#### Provided data

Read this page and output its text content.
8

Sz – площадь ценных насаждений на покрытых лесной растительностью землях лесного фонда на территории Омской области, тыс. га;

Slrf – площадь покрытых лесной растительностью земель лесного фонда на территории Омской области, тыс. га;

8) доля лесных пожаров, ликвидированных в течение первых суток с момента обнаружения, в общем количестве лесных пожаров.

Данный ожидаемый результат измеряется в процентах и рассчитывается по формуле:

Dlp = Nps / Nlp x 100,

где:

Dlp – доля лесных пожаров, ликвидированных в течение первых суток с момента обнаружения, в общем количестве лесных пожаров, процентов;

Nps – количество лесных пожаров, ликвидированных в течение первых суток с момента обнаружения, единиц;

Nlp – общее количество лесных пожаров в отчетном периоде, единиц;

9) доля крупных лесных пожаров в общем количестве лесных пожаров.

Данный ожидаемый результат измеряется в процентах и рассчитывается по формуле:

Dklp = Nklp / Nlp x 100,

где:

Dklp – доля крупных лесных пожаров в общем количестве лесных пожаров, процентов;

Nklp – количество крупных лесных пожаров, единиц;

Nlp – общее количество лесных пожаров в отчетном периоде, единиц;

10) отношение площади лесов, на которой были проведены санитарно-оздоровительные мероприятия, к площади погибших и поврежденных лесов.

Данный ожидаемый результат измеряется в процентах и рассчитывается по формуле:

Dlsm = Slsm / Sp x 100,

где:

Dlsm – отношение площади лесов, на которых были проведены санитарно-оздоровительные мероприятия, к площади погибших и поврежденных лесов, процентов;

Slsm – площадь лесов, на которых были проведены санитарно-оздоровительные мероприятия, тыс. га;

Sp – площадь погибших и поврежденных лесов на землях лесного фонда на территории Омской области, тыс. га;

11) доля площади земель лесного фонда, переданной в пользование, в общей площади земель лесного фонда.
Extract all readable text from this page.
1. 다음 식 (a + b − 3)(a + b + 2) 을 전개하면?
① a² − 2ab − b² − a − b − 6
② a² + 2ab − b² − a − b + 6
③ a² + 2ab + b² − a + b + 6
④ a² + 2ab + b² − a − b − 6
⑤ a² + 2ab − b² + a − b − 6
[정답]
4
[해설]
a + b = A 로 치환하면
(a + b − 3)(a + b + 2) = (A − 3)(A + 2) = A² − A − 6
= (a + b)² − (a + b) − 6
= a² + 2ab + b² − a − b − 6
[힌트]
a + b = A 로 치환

########

Problem »
Show the lines where the word "течение" appears in the entries.

Solution »
8) доля лесных пожаров, ликвидированных в течение первых суток с момента обнаружения, в общем количестве лесных пожаров.
Dlp – доля лесных пожаров, ликвидированных в течение первых суток с момента обнаружения, в общем количестве лесных пожаров, процентов;
Nps – количество лесных пожаров, ликвидированных в течение первых суток с момента обнаружения, единиц;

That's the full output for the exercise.